What needs to be done:
Look through the records and report how many lines include the word "object", with no other words.

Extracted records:

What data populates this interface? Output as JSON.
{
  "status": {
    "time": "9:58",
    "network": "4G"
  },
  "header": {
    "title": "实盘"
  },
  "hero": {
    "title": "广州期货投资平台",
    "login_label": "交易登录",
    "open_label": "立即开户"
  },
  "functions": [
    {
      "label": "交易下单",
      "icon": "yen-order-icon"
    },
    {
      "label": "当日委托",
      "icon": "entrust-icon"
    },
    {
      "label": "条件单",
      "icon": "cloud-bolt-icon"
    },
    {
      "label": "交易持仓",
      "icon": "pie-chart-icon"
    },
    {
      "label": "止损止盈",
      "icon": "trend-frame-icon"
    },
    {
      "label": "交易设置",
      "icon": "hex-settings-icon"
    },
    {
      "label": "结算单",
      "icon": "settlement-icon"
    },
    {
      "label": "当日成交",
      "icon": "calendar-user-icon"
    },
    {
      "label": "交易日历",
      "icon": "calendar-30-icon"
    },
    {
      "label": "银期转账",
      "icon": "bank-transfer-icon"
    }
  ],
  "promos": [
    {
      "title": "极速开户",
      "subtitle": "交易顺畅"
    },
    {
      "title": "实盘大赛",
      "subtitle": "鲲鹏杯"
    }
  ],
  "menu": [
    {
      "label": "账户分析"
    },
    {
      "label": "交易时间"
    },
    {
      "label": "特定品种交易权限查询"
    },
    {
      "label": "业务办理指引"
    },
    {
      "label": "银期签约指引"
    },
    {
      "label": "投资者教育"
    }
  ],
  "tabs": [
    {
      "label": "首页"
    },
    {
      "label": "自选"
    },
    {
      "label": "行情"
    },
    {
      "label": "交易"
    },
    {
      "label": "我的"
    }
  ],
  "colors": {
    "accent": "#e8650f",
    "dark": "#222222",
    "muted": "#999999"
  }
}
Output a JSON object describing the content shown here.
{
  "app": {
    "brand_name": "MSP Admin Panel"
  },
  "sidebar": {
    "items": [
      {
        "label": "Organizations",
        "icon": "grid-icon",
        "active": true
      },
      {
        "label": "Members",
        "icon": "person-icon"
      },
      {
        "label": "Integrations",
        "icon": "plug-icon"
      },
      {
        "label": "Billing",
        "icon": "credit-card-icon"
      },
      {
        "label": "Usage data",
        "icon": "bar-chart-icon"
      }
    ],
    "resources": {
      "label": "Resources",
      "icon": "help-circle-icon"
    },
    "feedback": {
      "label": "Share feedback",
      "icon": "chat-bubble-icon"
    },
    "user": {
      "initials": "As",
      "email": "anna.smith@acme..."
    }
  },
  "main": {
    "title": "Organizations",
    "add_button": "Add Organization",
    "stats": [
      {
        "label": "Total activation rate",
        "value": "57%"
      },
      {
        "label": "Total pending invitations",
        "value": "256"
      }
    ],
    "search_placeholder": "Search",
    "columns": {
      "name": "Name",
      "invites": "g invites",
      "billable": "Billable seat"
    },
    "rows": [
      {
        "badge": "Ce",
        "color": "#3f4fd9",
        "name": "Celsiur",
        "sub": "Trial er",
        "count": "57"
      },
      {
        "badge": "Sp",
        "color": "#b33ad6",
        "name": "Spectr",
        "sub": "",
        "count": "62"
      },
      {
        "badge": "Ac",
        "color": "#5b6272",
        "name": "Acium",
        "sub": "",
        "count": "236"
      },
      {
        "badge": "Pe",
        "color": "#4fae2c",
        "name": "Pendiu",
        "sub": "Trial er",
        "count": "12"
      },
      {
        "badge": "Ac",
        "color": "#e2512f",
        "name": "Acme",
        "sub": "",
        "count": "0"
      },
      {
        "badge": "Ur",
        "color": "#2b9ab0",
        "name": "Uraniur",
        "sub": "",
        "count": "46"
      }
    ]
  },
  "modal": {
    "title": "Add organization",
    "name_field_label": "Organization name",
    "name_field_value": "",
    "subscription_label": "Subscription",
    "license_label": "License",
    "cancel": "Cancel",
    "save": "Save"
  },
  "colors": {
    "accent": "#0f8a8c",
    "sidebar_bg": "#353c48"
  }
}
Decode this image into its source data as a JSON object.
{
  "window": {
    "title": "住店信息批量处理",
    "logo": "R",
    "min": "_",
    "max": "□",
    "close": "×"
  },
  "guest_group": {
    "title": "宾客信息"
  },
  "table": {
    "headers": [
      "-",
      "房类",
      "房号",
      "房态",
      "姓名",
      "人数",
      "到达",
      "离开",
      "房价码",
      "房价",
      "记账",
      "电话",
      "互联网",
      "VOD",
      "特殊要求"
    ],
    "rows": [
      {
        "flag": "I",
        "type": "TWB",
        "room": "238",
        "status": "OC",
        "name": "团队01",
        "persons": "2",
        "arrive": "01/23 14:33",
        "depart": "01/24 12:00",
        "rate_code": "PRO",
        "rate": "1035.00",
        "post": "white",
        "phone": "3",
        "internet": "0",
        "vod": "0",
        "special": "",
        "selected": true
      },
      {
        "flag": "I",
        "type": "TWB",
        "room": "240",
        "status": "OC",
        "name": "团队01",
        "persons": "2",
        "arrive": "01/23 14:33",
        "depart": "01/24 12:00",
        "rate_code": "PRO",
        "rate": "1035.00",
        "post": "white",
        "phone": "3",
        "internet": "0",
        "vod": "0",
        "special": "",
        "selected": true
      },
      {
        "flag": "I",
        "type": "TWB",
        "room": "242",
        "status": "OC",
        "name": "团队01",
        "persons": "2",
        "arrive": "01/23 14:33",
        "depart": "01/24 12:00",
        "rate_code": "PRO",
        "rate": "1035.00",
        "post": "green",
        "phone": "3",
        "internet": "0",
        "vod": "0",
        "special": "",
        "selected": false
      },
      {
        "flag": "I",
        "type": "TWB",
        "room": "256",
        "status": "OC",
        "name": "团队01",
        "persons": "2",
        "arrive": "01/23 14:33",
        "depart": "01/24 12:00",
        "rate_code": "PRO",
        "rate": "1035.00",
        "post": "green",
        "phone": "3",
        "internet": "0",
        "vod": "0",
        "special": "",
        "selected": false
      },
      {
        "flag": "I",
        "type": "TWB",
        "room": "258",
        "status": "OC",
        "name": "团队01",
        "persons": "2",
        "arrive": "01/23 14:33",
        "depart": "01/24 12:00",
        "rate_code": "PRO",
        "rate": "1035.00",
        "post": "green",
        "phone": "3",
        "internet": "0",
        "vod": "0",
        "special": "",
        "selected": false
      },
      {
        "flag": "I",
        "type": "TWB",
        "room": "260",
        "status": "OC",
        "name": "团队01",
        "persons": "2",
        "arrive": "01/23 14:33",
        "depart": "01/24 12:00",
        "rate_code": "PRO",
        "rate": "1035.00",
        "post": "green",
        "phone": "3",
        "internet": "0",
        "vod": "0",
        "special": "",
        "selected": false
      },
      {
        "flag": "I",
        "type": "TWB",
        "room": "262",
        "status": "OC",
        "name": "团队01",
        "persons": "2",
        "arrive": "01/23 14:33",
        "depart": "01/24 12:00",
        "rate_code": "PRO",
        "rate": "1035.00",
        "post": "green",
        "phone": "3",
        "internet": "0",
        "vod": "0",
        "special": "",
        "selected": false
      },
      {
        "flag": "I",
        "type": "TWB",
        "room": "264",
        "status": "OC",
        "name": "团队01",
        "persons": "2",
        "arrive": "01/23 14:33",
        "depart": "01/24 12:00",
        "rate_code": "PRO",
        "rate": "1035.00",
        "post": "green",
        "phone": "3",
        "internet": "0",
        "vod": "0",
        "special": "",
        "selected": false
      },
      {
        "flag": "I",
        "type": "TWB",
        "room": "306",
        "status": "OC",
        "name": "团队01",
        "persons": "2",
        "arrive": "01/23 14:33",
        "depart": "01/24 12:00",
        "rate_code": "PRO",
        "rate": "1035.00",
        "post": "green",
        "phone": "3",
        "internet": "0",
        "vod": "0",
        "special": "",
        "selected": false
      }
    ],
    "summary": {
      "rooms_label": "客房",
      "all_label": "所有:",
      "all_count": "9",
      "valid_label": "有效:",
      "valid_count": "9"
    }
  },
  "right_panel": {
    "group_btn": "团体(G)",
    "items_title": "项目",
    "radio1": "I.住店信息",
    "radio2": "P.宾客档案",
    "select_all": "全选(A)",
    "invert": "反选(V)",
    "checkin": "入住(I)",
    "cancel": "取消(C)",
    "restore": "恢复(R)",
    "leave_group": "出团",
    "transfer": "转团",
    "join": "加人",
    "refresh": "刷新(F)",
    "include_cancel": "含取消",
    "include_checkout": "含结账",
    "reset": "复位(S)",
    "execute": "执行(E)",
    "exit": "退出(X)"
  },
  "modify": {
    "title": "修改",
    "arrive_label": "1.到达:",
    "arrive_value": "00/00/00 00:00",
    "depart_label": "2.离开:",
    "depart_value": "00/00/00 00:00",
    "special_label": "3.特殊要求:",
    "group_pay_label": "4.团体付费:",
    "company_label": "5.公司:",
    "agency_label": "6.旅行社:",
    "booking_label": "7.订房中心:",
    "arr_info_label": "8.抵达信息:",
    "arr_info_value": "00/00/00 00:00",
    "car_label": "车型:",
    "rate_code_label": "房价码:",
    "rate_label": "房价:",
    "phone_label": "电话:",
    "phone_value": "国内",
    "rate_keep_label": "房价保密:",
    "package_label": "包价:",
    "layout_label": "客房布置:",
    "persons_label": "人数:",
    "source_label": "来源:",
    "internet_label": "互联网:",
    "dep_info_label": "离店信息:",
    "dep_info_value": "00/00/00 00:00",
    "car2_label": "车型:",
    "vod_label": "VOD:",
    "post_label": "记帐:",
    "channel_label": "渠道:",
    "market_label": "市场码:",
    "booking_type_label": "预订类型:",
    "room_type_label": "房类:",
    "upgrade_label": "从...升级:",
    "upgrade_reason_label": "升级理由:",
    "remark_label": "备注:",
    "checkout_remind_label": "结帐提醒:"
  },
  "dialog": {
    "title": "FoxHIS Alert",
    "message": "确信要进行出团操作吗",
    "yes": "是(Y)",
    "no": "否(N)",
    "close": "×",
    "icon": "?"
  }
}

Complete response:
2